▶ [WHAT YOU ARE ASKED TO DO]
Examine each line of the data. Copy those that contain the string "title".

## Begin RECORD LIST

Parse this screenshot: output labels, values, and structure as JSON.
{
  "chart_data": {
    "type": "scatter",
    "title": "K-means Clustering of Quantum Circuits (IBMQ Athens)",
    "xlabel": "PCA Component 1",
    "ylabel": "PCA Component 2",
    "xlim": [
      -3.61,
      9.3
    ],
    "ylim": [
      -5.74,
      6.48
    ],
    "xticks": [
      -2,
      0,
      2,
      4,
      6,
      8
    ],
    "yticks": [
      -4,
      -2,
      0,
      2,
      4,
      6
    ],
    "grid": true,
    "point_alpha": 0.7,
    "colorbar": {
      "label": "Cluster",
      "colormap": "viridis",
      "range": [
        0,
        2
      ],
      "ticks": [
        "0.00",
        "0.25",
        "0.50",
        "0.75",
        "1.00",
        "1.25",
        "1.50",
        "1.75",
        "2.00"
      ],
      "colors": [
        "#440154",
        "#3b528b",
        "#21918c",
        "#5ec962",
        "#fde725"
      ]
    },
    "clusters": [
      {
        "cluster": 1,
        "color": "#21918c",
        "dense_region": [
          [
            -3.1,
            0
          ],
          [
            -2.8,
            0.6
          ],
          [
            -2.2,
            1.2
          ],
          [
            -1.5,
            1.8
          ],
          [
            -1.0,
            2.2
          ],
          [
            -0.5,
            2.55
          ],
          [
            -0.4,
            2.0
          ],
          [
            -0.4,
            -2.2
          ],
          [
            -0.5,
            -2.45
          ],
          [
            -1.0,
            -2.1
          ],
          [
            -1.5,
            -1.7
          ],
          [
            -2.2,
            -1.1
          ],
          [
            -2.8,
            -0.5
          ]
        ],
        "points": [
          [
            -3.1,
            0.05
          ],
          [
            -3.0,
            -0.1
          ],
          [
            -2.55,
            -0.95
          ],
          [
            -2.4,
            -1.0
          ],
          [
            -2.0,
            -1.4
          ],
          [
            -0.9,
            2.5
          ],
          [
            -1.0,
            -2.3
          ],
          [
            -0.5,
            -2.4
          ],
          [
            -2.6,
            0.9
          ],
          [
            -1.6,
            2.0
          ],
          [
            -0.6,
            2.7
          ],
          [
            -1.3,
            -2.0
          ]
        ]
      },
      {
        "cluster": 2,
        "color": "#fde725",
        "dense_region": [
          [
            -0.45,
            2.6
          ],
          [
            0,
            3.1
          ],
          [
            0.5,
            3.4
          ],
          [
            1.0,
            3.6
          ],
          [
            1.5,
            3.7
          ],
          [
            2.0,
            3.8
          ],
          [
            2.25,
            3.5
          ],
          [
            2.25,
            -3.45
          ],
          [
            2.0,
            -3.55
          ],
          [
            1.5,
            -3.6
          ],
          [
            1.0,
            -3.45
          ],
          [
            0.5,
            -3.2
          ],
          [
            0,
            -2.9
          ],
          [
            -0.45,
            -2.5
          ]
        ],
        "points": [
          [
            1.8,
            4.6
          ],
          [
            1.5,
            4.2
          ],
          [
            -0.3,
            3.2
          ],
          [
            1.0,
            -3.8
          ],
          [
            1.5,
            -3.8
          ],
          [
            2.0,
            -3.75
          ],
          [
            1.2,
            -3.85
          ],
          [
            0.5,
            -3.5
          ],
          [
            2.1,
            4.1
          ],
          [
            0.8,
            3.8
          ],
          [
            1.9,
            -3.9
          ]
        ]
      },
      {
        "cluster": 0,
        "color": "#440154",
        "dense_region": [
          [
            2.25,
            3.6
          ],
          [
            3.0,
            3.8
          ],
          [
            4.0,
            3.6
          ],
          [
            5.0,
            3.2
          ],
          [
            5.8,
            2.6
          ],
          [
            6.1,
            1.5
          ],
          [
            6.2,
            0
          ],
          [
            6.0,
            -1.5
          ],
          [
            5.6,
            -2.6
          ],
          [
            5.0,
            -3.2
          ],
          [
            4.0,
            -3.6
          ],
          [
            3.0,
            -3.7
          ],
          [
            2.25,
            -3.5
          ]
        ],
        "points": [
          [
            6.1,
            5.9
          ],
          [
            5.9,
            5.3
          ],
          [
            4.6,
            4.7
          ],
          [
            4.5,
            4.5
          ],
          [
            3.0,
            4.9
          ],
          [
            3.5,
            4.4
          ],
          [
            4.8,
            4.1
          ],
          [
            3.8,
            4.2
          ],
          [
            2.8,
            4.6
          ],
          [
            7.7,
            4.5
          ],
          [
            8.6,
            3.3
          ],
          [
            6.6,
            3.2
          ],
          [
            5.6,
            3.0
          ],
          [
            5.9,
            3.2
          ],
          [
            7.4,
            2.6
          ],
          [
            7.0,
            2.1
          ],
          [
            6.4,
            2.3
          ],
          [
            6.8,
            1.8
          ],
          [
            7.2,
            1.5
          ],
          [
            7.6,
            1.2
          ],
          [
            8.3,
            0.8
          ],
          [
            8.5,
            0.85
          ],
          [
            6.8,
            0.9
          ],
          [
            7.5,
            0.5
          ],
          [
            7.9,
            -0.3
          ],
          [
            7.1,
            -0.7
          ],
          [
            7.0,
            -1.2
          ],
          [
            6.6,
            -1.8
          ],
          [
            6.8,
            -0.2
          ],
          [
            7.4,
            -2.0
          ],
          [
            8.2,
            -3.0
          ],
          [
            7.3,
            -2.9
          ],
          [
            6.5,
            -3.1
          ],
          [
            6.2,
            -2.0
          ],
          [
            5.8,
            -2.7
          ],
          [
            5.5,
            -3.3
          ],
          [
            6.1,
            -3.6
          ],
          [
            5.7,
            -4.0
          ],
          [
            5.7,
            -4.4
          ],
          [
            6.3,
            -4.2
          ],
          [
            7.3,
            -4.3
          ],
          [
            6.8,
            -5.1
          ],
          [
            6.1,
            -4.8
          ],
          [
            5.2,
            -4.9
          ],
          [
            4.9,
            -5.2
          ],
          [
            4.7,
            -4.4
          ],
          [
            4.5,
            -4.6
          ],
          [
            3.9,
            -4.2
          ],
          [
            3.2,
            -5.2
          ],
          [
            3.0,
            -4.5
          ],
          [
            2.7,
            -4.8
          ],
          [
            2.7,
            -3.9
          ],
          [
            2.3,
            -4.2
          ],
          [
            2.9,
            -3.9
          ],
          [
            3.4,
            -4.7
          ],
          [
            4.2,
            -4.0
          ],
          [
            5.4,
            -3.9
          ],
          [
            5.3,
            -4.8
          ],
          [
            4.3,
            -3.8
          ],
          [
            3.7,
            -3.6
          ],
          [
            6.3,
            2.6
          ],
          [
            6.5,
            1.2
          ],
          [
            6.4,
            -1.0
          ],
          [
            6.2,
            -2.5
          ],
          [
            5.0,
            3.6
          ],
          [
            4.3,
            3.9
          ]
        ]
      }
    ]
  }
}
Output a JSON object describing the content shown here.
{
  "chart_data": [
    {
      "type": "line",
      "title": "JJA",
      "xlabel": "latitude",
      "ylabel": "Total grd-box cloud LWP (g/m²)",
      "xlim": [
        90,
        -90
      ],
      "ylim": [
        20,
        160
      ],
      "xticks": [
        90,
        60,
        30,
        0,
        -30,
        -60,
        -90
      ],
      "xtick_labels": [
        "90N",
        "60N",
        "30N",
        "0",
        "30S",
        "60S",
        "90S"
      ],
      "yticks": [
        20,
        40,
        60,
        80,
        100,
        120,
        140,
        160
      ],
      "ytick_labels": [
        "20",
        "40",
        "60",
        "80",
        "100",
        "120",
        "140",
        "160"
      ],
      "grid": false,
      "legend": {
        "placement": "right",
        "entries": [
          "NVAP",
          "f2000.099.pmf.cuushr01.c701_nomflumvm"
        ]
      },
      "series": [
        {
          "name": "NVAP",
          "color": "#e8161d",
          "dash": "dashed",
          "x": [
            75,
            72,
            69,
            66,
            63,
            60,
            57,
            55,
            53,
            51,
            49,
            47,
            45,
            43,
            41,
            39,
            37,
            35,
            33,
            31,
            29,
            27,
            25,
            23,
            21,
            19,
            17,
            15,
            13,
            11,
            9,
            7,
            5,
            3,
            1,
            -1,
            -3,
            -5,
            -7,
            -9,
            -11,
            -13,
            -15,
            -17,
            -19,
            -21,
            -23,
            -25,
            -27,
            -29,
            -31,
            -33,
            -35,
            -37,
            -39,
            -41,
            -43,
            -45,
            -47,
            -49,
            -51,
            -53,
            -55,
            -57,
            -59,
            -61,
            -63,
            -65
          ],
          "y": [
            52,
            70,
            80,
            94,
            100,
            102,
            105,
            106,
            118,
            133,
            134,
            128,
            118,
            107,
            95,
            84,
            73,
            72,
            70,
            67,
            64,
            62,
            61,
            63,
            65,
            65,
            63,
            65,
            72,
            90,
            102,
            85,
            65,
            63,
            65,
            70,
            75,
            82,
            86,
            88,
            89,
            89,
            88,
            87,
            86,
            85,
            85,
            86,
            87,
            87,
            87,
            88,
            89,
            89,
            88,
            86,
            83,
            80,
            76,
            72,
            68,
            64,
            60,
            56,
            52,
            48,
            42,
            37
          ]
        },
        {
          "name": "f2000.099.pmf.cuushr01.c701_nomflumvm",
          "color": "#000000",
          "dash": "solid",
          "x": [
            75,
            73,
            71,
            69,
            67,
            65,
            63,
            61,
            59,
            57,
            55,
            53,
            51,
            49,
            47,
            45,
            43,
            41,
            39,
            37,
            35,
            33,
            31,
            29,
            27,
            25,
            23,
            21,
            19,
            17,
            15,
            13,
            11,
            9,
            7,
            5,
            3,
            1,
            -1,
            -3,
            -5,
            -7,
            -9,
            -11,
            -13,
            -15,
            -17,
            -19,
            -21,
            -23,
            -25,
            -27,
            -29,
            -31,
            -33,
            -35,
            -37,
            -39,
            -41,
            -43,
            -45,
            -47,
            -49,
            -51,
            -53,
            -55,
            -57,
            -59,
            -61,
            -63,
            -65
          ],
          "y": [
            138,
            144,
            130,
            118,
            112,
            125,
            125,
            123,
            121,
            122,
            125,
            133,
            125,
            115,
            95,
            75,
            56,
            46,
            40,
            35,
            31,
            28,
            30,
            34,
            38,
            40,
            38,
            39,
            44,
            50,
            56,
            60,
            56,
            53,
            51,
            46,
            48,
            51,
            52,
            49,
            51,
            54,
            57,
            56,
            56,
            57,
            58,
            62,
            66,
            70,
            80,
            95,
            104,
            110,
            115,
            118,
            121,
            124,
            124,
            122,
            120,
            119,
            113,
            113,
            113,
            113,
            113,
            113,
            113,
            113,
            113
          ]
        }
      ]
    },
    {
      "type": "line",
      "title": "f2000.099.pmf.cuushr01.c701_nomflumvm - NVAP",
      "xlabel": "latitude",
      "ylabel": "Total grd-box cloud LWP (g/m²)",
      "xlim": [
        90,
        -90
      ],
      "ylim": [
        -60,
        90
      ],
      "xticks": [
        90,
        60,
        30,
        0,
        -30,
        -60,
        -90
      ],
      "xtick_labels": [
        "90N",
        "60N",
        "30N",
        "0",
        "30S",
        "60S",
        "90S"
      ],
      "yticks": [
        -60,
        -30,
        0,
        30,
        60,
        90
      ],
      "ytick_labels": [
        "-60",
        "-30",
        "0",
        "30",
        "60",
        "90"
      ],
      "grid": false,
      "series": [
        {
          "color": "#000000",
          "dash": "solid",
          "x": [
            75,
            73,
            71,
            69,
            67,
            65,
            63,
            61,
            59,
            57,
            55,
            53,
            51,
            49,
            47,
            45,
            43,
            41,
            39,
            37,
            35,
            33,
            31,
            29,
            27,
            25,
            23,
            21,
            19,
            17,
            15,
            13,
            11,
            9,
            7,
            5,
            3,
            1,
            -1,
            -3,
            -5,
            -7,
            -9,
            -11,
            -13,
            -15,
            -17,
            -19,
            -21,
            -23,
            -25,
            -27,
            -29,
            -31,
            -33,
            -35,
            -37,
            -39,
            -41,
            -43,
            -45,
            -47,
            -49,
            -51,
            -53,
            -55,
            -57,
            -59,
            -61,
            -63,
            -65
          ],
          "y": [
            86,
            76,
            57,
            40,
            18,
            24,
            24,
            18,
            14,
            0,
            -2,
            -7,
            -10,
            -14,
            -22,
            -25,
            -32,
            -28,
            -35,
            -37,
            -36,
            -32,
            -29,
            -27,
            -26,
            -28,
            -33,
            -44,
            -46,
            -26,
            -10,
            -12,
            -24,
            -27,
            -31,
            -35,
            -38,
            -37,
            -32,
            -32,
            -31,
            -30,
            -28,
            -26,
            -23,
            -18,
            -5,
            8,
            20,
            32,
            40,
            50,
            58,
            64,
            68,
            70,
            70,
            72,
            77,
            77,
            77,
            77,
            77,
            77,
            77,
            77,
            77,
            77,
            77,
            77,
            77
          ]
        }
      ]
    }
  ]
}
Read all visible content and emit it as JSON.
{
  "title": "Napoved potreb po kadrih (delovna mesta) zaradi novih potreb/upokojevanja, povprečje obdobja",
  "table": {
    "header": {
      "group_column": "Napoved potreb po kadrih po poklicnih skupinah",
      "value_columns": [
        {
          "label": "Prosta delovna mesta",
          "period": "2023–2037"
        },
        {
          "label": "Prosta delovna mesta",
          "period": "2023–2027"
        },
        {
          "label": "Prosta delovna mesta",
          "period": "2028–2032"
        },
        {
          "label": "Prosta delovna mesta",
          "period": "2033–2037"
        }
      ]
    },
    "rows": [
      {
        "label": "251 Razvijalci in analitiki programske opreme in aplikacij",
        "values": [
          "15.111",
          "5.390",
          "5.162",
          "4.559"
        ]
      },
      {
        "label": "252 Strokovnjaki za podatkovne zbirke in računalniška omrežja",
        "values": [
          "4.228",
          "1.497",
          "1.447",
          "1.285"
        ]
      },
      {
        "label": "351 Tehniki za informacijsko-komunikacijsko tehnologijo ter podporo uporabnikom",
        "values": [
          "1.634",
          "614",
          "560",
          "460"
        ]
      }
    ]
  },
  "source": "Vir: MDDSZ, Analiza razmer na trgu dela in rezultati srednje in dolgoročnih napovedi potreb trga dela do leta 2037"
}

## End RECORD LIST

▶ [THE OUTPUT]
    "title": "K-means Clustering of Quantum Circuits (IBMQ Athens)",
      "title": "JJA",
      "title": "f2000.099.pmf.cuushr01.c701_nomflumvm - NVAP",
  "title": "Napoved potreb po kadrih (delovna mesta) zaradi novih potreb/upokojevanja, povprečje obdobja",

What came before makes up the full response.